• The exercise: Locate the string "this" in the listing below. Copy every line where it is found.

• Information given:

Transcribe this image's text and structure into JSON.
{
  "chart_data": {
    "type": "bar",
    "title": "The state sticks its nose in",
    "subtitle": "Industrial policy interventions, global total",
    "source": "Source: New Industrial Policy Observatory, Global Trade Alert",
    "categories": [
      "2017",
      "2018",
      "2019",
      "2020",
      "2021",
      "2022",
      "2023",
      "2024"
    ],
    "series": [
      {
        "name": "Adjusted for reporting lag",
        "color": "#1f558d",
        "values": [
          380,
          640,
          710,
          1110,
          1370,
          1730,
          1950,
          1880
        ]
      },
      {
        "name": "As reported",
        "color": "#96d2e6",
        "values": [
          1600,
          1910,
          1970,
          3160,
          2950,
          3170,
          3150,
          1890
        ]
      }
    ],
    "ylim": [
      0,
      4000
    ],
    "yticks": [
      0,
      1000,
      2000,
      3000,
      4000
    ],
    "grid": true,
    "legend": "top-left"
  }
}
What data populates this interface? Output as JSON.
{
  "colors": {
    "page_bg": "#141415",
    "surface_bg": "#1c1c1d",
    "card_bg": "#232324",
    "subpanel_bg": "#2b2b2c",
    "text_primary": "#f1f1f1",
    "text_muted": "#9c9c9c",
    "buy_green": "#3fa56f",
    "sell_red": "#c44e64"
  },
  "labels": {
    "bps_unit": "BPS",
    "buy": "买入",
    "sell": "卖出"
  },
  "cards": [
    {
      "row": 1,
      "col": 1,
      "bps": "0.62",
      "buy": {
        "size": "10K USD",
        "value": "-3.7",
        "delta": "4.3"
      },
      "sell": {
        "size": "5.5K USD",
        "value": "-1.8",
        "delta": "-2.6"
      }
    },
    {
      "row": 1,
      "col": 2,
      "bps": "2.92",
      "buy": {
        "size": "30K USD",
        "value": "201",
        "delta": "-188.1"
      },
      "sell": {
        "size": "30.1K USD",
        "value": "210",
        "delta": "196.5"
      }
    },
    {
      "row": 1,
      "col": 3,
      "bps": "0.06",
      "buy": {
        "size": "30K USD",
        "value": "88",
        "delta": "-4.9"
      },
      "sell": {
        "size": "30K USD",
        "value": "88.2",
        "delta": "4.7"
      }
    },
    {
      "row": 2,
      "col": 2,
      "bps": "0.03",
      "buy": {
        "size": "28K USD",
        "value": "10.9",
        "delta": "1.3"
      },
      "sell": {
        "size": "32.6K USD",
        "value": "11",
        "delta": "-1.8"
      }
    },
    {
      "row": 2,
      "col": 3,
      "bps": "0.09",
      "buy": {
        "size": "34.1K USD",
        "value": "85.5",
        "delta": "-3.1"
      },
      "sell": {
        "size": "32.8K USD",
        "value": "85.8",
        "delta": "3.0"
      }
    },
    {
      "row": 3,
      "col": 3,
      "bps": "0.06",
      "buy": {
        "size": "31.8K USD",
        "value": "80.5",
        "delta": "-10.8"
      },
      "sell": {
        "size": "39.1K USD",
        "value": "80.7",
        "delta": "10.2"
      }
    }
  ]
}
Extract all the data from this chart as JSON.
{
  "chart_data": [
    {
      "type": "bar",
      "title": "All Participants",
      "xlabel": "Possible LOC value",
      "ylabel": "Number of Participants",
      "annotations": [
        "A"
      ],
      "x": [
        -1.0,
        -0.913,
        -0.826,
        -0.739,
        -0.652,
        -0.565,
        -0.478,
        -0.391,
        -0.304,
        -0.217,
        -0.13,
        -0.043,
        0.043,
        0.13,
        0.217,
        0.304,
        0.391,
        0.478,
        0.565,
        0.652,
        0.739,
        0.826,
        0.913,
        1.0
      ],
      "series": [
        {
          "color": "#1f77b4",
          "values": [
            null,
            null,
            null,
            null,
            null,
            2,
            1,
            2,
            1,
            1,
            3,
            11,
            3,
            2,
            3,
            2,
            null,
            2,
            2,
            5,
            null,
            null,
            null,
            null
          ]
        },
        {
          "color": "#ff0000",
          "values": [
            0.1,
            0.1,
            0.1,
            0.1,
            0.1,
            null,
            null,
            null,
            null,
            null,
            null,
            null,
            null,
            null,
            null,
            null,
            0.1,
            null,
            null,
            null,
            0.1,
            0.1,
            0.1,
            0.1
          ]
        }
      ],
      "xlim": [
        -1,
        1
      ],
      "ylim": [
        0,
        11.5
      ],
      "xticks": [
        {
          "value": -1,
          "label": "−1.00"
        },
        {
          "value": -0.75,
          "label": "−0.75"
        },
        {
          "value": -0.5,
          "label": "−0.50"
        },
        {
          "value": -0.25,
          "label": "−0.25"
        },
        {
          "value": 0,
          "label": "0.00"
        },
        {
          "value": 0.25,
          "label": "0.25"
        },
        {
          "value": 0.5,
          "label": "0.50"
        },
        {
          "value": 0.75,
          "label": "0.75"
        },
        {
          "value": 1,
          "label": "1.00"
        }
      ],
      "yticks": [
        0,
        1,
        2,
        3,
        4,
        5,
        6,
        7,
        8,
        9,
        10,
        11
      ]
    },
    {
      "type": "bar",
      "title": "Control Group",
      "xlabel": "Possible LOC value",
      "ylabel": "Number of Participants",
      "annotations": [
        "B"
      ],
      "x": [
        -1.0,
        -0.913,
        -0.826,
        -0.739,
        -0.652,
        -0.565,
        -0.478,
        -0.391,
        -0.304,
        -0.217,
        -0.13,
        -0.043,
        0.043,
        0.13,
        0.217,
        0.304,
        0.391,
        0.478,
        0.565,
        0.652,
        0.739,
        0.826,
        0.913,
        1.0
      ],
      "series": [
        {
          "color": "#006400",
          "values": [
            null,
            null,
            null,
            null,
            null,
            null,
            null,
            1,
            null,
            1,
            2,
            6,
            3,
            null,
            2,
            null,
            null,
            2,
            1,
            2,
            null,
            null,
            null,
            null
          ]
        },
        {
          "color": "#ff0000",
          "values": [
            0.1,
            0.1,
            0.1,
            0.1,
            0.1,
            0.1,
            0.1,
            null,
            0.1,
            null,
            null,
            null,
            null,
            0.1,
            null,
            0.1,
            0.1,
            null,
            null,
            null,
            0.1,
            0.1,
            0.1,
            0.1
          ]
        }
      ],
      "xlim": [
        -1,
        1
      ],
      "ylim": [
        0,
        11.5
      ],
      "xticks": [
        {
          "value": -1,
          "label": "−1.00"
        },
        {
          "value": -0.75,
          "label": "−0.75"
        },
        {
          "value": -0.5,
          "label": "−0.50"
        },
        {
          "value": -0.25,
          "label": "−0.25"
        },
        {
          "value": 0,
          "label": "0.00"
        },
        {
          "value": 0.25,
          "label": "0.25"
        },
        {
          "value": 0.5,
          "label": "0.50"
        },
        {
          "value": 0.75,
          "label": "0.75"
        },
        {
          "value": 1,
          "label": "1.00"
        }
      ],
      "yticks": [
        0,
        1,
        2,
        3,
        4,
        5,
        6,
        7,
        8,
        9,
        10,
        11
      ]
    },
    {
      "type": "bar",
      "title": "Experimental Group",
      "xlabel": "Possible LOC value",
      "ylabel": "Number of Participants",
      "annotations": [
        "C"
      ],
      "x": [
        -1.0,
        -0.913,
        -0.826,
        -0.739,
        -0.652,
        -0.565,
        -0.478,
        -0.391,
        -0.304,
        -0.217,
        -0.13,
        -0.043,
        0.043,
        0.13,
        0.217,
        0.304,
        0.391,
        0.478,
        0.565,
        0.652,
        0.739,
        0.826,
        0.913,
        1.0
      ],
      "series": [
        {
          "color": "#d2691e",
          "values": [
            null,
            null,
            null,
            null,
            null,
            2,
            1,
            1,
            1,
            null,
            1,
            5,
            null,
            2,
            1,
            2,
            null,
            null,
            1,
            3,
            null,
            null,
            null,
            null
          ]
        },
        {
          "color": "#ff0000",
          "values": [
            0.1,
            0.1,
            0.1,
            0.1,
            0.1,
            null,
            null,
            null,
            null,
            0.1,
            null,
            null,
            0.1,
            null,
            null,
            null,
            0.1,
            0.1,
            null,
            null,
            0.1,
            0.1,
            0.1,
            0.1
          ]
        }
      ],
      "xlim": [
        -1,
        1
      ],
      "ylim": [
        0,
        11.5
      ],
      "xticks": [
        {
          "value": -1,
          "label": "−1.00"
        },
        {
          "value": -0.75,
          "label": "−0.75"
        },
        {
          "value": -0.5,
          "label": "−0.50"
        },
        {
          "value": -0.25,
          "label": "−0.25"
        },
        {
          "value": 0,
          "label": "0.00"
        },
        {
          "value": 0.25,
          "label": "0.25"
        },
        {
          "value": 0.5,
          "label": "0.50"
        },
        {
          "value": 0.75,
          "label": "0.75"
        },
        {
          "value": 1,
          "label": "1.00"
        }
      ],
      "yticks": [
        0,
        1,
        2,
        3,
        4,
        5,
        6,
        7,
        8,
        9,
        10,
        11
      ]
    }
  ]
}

• Exercise solution:
Transcribe this image's text and structure into JSON.
What data populates this interface? Output as JSON.
Extract all the data from this chart as JSON.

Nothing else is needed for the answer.